(begin)
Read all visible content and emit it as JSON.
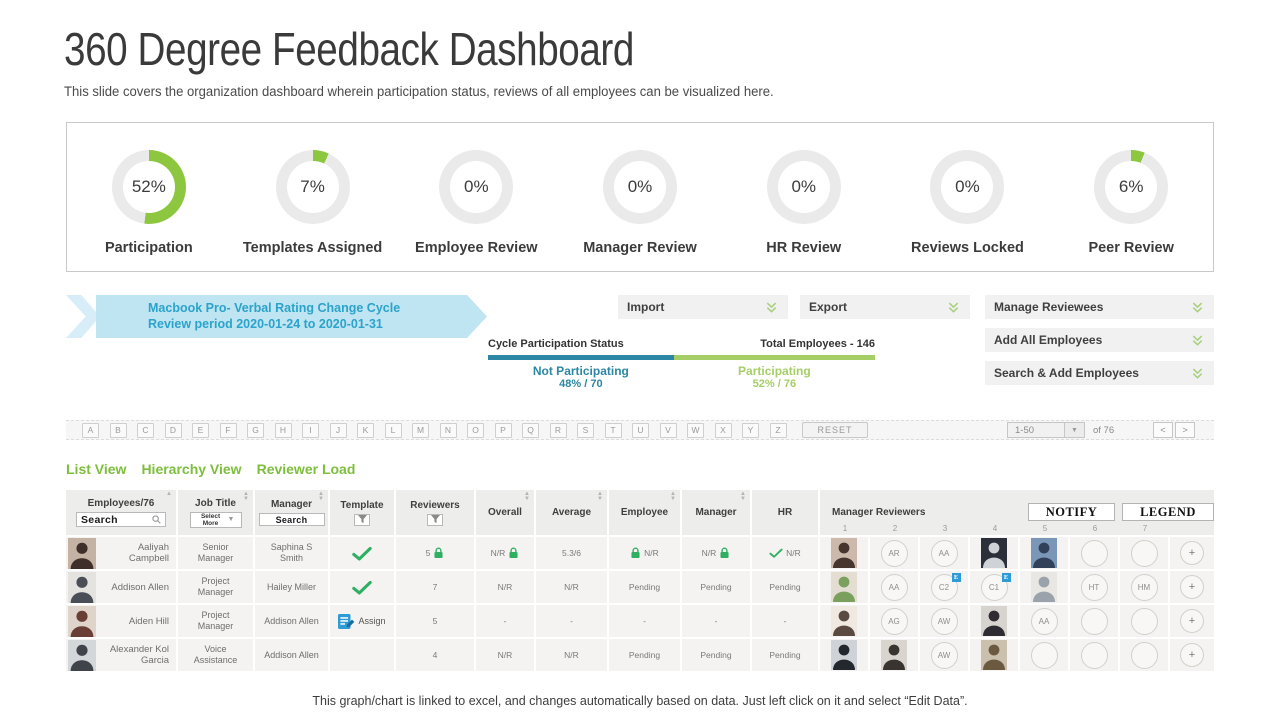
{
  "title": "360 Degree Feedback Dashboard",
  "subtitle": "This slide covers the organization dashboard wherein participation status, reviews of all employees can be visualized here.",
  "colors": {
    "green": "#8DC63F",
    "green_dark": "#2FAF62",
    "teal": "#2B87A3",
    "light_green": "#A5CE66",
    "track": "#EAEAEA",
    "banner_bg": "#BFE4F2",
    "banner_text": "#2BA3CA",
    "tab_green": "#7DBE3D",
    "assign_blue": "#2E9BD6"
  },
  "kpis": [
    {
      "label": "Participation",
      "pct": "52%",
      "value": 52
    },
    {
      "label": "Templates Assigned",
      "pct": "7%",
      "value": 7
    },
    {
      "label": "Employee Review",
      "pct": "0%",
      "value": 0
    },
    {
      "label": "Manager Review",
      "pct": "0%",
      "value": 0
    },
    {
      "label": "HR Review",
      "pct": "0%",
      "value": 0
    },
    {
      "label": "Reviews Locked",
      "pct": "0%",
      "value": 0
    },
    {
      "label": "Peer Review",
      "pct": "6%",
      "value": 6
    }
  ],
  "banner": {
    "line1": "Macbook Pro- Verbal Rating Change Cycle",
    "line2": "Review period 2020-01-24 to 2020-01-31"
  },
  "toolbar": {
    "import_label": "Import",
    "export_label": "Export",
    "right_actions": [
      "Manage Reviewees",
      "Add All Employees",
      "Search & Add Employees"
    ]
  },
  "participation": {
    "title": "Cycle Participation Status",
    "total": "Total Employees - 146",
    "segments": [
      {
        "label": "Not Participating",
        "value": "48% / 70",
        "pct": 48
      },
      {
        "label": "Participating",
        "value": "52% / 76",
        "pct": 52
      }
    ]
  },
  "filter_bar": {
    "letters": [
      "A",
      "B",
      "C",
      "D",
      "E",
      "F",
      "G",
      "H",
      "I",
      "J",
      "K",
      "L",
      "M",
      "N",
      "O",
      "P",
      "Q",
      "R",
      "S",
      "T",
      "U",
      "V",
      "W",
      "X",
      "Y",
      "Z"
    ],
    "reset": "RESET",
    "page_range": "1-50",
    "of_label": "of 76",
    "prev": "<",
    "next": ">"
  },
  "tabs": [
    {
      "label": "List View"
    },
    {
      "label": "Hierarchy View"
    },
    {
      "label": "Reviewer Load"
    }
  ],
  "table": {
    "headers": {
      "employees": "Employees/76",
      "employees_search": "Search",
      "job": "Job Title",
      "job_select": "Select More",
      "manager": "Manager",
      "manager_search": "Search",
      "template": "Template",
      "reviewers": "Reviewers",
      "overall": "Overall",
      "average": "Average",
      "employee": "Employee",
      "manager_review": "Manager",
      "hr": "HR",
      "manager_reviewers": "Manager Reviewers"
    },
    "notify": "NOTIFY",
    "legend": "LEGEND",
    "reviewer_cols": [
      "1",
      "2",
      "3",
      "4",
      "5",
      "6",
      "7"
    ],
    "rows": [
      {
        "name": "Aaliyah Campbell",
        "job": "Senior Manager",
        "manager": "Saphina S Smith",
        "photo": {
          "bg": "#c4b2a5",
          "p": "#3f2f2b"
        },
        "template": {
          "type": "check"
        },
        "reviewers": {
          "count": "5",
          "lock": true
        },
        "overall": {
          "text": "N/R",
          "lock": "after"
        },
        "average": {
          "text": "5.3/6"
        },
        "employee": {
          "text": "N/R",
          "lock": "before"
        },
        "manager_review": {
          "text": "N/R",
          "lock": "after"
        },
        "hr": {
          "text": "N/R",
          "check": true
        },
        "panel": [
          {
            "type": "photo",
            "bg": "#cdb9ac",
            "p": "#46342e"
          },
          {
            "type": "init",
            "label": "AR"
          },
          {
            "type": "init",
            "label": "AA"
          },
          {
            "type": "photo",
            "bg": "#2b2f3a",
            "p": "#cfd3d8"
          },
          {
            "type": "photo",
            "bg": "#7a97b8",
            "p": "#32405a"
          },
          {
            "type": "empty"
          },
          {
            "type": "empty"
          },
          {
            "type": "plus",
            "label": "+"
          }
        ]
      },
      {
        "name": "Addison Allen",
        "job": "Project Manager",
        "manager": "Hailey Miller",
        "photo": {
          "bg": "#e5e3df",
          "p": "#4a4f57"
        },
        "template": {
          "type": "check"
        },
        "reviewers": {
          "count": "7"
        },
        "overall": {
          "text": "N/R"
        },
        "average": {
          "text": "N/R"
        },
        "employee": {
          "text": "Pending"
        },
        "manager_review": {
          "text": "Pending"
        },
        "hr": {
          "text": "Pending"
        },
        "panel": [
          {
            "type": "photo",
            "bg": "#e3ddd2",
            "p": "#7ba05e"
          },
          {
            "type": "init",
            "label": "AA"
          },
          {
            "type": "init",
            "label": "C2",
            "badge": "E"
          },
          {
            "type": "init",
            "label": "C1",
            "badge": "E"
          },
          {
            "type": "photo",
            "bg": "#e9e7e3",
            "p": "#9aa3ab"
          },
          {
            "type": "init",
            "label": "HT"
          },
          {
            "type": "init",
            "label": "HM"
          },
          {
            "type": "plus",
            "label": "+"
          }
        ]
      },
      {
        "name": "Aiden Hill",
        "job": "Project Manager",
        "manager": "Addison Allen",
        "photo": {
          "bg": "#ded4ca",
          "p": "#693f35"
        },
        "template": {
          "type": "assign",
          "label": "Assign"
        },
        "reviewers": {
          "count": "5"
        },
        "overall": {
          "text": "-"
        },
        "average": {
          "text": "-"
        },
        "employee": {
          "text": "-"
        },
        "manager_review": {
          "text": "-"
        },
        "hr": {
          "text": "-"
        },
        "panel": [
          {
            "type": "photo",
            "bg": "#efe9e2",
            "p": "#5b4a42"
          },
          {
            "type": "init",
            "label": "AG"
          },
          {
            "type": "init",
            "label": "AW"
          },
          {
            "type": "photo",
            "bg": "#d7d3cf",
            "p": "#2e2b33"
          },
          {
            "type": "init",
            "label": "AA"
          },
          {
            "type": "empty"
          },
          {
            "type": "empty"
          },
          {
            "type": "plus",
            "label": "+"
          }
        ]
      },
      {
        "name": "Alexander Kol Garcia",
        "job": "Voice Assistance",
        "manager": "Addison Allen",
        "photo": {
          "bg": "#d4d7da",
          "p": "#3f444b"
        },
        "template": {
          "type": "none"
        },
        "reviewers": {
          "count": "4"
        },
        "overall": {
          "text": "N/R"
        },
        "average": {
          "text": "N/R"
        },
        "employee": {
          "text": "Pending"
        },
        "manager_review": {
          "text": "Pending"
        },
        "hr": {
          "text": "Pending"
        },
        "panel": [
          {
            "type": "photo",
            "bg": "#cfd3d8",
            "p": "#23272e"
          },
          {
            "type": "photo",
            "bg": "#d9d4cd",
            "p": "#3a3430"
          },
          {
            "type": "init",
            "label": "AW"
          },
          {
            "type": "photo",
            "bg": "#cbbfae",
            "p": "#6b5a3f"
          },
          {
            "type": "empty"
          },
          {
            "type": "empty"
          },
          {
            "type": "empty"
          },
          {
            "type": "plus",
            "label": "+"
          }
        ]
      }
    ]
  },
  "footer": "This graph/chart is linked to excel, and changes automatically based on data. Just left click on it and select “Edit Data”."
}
(end)
(begin)
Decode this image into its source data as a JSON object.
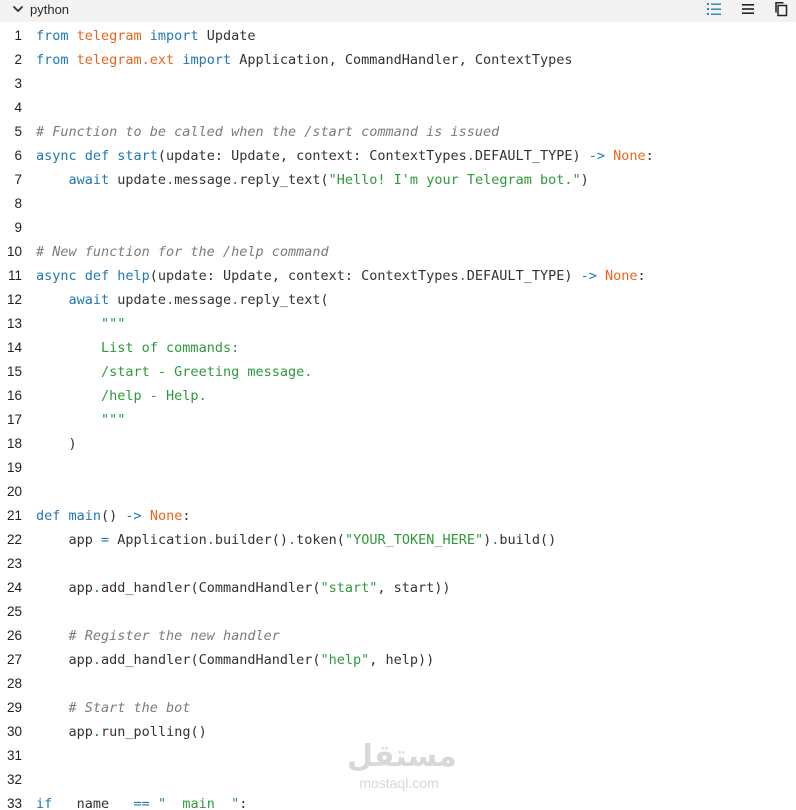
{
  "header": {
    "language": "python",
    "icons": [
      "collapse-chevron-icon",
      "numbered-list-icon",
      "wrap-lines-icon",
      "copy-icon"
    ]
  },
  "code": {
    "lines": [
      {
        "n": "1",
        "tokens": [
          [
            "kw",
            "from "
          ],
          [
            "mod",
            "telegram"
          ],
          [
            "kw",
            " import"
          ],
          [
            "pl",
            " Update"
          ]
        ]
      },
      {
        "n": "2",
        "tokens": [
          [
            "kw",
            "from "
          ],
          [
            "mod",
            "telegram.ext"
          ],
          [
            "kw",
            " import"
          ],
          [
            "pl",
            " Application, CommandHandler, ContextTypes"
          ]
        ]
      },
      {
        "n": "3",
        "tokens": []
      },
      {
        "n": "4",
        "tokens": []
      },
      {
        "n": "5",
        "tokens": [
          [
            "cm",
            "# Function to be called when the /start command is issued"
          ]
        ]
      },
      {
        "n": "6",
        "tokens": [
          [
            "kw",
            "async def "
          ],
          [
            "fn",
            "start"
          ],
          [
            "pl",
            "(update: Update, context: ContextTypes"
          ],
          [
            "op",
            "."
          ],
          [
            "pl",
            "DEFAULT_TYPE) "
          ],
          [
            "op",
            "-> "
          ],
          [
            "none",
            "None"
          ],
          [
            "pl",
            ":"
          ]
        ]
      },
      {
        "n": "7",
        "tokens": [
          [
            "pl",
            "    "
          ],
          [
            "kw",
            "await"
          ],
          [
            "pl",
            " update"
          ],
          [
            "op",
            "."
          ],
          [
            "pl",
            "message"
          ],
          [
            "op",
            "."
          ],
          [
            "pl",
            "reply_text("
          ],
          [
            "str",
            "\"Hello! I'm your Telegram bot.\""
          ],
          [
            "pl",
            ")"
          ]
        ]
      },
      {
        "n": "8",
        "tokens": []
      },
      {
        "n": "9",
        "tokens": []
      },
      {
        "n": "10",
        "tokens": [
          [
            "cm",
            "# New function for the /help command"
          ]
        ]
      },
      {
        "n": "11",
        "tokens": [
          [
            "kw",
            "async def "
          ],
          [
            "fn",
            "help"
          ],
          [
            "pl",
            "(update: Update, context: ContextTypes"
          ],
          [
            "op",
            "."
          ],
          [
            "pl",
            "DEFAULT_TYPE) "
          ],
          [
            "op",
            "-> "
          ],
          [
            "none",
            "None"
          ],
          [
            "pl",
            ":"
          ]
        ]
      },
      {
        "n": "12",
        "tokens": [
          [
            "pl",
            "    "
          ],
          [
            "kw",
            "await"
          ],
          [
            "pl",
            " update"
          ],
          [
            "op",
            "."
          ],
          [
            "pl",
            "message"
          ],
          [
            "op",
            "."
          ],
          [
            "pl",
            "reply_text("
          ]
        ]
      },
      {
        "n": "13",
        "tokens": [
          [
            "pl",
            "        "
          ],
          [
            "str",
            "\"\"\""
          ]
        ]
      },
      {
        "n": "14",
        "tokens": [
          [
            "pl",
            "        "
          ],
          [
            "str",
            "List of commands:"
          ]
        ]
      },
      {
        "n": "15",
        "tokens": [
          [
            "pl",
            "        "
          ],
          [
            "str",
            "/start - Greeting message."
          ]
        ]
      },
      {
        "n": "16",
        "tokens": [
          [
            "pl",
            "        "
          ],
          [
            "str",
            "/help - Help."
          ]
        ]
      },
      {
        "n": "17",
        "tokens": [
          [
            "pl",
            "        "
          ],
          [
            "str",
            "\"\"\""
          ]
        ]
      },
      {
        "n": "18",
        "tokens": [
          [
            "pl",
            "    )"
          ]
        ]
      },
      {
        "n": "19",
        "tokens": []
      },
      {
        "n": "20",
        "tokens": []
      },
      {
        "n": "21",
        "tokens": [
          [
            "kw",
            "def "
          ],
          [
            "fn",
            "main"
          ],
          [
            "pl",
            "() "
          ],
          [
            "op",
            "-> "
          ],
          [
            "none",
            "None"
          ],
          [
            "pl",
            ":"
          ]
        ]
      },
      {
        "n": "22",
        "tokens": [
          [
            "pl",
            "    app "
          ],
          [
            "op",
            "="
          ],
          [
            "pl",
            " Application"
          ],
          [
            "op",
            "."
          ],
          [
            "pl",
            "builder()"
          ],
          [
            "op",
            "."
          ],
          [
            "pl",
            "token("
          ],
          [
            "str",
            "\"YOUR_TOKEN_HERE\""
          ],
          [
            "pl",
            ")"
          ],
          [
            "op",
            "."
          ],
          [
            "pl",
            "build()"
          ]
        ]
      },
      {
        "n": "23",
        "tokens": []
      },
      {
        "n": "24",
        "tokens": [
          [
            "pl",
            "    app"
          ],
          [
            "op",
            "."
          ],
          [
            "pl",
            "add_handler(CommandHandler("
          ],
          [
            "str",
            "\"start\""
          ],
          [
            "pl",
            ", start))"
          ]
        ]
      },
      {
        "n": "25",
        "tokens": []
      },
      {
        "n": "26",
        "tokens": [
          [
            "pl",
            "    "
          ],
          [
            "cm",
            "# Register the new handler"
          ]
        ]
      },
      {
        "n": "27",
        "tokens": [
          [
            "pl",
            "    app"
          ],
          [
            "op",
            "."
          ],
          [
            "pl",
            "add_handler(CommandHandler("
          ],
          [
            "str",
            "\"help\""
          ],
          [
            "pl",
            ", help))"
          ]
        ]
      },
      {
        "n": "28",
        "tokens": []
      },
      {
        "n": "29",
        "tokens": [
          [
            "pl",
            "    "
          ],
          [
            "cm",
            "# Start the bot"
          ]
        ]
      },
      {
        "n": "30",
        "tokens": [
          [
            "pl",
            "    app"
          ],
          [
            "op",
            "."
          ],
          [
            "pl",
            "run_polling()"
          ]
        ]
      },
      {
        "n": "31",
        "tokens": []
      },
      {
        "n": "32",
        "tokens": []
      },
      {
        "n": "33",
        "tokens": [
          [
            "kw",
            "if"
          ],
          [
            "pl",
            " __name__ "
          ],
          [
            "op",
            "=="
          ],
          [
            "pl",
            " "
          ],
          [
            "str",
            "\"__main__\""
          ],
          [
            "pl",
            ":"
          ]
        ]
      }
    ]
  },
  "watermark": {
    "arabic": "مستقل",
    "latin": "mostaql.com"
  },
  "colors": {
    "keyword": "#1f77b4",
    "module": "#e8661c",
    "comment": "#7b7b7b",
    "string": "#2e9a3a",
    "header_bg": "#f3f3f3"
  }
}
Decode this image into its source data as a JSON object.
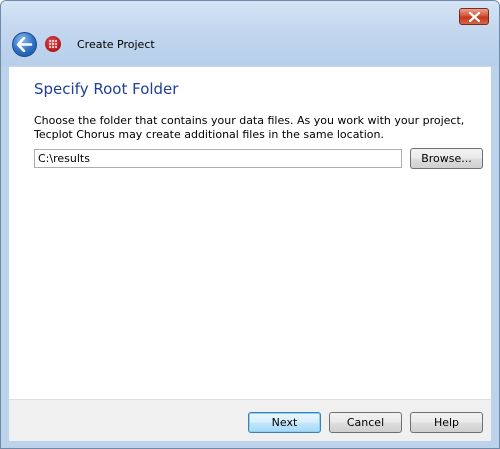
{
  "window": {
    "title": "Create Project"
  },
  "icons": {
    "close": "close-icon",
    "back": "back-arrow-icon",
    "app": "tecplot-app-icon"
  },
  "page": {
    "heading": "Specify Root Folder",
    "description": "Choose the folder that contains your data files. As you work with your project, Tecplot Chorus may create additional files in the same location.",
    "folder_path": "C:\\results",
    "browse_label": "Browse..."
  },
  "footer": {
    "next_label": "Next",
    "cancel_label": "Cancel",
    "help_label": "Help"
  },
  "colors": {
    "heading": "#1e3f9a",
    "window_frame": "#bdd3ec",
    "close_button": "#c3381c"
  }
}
(end)
(begin)
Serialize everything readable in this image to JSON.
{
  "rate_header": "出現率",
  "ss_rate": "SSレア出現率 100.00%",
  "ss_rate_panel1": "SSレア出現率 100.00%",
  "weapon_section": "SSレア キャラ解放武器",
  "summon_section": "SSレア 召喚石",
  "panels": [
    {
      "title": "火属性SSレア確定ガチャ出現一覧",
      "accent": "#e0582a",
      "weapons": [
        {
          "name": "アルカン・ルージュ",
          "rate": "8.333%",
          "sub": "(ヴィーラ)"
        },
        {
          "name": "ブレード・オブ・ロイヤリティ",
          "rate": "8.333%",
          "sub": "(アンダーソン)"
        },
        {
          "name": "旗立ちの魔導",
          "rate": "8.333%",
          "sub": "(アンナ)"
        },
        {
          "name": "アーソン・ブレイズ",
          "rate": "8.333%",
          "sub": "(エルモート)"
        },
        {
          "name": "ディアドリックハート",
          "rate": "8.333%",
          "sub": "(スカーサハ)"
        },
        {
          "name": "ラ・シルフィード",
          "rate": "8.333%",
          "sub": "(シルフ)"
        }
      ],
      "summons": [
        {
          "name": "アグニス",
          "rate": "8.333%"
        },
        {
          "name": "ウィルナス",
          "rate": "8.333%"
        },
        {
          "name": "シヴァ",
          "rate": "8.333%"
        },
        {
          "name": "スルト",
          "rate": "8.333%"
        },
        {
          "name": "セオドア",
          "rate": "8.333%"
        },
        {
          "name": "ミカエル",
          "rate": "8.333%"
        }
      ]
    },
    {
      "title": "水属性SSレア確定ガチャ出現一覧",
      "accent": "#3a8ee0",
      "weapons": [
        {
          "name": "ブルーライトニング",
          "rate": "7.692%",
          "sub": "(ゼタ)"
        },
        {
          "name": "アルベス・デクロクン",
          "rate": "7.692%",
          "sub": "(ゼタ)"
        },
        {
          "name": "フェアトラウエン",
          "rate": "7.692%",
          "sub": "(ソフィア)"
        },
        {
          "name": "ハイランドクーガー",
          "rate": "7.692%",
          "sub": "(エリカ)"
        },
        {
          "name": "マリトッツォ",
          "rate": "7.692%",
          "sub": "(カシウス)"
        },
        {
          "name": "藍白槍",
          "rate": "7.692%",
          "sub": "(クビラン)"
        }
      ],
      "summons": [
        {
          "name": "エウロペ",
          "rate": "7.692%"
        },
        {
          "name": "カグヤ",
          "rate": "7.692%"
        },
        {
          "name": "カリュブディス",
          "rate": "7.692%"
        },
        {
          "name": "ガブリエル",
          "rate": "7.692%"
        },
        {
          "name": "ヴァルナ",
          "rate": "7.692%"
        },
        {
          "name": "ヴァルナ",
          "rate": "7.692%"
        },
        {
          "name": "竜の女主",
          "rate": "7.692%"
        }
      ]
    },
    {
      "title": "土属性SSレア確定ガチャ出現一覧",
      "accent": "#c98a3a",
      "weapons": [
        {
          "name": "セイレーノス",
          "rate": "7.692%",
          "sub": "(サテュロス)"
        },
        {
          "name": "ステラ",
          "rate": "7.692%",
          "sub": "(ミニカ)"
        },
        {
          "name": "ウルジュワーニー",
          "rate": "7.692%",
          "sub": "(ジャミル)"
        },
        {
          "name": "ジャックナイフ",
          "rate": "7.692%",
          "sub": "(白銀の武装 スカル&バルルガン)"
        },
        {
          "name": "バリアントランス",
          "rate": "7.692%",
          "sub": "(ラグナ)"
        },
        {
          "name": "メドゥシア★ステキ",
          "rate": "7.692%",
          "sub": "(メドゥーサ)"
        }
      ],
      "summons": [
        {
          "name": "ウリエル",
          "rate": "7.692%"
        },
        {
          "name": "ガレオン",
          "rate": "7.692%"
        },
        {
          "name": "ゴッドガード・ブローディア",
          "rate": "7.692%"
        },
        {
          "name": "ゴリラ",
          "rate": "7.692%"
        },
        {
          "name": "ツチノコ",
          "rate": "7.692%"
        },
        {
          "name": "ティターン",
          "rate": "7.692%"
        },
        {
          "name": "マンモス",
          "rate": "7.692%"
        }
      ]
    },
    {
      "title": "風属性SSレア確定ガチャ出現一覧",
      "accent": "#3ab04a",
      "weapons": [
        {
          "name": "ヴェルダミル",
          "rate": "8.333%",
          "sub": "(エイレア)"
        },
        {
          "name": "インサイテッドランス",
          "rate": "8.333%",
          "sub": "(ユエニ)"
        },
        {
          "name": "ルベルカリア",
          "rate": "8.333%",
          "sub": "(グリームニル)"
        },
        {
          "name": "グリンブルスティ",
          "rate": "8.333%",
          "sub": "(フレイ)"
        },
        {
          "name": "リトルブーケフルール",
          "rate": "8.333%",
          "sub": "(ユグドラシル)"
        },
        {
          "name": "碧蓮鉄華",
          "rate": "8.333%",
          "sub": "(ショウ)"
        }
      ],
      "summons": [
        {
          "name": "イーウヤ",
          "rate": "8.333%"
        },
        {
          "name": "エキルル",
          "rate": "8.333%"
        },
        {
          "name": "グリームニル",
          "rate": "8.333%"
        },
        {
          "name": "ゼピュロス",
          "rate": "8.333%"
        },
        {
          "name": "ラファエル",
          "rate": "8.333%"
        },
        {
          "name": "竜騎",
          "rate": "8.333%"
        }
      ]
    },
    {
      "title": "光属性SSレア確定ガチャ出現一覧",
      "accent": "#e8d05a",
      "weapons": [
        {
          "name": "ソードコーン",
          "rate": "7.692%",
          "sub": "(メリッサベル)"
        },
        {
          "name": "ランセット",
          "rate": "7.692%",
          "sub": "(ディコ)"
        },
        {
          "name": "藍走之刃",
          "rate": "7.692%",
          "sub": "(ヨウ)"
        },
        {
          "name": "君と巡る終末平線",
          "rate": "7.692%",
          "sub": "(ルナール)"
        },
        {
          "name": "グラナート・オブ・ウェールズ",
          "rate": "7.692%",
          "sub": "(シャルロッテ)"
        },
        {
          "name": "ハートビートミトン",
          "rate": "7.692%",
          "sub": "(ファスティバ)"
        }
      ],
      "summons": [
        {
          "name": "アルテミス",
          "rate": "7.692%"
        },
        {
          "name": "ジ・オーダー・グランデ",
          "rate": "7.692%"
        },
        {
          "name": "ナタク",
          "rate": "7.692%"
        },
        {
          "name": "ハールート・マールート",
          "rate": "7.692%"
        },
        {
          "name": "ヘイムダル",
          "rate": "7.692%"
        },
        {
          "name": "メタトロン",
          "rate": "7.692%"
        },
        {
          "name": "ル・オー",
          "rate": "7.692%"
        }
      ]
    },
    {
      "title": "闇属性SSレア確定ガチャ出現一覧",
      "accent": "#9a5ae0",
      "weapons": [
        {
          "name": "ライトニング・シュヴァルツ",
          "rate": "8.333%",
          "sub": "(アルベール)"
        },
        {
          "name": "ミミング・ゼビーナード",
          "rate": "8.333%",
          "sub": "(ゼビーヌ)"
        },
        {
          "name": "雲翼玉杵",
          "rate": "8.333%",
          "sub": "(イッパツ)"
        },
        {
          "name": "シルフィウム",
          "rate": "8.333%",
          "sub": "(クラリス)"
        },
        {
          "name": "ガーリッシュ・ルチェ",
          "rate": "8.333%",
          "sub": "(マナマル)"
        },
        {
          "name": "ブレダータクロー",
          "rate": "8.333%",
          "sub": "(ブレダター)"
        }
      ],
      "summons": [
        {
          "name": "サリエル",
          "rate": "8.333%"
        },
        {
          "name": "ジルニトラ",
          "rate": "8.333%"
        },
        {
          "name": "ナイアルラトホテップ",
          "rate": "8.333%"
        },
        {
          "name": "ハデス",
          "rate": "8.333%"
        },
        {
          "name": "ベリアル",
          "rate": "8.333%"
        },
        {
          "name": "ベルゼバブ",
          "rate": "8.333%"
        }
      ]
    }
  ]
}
(end)
YOUR OBJECTIVE: Determine how many lines include the string "Application". Give no answer but the number.

COMPLETE RESPONSE: 2